**Directions:**
Report the number of lines that hold the string "worden". Leave out any other text.

Stored data:
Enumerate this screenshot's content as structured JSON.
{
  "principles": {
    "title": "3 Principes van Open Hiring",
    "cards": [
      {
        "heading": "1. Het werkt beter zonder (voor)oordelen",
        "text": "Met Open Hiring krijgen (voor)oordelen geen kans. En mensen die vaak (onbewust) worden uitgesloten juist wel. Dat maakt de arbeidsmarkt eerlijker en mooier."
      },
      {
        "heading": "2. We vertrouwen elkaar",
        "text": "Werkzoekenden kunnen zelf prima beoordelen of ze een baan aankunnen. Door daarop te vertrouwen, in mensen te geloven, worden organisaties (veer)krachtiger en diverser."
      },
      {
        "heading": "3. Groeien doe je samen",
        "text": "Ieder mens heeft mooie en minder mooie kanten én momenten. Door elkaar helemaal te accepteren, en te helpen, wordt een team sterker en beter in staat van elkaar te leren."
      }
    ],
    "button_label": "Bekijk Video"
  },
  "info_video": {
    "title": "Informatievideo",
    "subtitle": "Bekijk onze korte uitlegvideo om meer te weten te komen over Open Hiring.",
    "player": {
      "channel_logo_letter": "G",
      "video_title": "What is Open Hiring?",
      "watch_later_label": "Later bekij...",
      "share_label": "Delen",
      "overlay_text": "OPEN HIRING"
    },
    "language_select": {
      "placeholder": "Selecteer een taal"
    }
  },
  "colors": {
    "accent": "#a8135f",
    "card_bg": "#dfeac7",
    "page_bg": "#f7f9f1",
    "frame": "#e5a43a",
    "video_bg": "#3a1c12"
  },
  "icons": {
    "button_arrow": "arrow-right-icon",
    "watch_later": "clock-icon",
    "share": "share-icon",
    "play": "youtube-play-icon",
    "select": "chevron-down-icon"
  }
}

**Solution:**
2